■ Exercise aim
Reproduce all lines of the listing below in which the word "ธยมศ" occurs.

■ Dataset extract
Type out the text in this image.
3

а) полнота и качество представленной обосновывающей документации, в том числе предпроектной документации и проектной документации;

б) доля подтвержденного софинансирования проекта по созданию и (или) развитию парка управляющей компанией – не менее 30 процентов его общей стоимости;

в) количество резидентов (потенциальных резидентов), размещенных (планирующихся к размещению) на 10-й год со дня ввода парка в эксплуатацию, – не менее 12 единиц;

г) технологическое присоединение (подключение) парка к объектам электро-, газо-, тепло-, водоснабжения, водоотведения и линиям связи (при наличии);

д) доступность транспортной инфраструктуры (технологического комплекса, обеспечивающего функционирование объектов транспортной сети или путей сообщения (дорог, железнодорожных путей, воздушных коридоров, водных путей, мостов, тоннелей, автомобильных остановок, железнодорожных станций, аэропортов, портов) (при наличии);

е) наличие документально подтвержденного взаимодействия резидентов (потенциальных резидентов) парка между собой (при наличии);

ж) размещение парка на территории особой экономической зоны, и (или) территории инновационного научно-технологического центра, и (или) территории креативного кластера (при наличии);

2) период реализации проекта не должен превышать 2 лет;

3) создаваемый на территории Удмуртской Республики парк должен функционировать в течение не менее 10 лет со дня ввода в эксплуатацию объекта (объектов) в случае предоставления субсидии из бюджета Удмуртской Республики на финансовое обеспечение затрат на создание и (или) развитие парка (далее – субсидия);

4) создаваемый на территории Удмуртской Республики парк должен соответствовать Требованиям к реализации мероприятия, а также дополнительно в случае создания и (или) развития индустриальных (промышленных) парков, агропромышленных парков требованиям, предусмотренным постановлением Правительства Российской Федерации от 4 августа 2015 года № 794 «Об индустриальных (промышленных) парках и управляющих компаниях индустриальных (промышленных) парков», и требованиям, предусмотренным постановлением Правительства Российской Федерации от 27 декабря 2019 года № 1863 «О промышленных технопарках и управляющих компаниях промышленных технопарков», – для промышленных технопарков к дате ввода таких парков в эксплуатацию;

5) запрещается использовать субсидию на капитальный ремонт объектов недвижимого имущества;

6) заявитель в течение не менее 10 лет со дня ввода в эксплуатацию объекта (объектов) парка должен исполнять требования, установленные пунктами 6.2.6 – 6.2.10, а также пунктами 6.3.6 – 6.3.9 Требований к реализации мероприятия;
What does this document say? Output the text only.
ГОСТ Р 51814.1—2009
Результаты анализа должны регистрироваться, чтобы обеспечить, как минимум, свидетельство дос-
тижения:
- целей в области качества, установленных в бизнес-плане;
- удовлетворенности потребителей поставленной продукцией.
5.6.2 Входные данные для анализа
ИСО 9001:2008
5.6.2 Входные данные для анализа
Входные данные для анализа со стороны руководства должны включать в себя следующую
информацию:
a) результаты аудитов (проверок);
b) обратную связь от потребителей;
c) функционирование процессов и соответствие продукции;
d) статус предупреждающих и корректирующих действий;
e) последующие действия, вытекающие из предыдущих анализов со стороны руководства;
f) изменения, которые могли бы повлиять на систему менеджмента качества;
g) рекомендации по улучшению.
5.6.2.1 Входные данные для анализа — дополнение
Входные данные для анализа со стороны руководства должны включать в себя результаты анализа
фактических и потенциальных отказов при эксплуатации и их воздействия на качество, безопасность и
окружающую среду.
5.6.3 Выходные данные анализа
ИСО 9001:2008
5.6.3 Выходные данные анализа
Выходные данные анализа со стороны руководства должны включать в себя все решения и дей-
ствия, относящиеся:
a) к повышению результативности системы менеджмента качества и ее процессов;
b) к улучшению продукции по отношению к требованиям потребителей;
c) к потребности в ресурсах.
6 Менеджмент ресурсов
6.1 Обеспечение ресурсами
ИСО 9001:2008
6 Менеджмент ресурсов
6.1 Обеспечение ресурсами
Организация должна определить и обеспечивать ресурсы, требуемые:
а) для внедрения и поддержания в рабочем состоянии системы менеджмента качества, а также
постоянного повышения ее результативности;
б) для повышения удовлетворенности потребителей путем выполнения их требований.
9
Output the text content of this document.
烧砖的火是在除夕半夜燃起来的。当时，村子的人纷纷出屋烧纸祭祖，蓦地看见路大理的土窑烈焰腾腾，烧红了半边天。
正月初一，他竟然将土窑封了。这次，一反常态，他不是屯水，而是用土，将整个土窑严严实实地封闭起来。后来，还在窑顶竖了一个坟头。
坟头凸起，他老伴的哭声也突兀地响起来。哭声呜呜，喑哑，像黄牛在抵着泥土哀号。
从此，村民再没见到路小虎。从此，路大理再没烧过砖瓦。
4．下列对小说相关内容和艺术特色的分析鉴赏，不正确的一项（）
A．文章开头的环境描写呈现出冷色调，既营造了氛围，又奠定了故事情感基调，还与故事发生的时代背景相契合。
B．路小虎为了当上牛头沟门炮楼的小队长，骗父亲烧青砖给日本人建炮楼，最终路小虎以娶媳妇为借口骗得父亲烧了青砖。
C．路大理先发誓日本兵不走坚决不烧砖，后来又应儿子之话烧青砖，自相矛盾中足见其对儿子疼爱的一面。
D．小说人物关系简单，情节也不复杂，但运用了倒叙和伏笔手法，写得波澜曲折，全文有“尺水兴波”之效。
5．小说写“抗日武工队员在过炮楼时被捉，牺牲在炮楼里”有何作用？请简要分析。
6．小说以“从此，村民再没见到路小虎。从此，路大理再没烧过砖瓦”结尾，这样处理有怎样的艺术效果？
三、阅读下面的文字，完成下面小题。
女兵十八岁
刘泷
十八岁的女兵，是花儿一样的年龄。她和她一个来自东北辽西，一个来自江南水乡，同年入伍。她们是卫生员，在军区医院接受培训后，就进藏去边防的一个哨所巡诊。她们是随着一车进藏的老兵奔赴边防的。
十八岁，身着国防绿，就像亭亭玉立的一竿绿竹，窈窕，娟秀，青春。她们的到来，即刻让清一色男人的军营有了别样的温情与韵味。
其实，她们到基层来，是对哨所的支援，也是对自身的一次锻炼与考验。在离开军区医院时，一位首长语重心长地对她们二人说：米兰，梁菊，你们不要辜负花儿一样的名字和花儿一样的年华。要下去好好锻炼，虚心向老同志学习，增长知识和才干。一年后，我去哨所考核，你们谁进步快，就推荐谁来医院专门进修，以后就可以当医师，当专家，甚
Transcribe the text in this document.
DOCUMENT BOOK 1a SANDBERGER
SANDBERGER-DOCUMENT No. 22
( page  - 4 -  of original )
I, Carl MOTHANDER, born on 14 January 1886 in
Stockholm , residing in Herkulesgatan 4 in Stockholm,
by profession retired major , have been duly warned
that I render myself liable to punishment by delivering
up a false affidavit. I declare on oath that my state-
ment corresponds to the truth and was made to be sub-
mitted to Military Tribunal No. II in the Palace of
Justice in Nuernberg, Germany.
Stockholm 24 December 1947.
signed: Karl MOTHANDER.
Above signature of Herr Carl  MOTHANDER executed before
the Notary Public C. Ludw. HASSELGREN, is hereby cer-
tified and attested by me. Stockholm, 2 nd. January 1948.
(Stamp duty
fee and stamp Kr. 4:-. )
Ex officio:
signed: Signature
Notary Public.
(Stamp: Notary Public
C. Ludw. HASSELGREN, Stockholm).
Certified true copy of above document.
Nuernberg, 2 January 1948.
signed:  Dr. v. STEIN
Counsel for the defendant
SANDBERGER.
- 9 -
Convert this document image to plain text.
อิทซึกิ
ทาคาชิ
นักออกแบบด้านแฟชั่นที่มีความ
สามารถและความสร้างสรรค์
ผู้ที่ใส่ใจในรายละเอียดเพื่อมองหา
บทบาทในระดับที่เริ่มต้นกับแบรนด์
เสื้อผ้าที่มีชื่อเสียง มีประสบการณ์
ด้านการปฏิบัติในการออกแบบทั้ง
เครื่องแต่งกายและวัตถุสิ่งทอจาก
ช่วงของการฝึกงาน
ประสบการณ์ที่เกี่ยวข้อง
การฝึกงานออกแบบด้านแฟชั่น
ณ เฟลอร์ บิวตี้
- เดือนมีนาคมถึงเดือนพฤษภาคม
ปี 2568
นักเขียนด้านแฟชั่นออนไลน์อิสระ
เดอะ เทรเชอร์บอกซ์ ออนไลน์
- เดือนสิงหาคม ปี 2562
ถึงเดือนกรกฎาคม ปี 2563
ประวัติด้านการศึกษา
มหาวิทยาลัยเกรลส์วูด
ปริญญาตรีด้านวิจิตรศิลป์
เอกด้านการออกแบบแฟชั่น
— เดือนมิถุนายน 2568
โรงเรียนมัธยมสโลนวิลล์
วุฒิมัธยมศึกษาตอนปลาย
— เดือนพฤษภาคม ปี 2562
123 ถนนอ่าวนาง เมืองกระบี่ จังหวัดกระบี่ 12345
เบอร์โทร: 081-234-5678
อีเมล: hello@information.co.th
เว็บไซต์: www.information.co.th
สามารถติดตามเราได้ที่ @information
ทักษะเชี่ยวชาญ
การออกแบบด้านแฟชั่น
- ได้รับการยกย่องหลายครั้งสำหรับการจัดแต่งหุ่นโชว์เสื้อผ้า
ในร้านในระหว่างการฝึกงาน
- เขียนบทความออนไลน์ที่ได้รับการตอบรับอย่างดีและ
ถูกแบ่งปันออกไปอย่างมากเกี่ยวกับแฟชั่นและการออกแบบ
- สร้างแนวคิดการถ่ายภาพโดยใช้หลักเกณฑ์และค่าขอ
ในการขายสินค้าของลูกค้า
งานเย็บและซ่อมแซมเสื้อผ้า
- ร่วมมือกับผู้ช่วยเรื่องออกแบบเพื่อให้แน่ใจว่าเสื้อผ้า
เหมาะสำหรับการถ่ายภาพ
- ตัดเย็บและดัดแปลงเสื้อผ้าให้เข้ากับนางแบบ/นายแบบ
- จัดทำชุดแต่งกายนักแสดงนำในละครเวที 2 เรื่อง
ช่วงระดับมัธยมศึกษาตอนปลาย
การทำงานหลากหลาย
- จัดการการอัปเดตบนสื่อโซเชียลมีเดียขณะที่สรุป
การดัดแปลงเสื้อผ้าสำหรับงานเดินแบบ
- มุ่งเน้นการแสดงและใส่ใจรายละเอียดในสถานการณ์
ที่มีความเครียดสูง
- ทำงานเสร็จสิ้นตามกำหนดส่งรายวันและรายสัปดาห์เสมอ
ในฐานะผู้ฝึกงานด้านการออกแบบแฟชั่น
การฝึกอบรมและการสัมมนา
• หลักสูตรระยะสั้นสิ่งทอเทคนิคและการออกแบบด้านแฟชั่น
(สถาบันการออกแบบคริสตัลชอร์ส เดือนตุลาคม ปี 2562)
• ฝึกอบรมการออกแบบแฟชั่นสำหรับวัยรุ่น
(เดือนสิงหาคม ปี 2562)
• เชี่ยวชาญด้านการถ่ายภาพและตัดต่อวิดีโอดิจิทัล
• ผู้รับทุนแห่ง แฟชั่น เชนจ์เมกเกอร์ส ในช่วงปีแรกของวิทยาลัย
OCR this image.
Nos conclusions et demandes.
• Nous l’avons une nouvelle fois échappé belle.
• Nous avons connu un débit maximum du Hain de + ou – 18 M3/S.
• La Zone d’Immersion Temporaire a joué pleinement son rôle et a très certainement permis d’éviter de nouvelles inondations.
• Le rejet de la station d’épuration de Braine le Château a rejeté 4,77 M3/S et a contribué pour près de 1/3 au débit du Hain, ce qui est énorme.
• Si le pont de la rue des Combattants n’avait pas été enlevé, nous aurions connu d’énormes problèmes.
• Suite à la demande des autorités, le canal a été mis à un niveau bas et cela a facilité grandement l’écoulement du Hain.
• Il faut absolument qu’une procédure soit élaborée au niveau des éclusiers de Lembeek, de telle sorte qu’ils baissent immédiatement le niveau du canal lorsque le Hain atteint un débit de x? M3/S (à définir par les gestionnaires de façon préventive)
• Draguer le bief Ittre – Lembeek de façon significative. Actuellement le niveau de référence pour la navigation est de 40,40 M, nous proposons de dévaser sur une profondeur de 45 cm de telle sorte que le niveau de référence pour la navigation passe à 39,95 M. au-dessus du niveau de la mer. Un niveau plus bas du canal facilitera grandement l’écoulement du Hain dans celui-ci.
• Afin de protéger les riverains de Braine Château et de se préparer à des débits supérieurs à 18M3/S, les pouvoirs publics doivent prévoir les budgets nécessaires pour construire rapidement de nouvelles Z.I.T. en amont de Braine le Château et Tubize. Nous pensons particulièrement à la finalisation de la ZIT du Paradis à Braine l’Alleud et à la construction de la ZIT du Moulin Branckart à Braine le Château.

■ Response to this exercise
วุฒิมัธยมศึกษาตอนปลาย
ช่วงระดับมัธยมศึกษาตอนปลาย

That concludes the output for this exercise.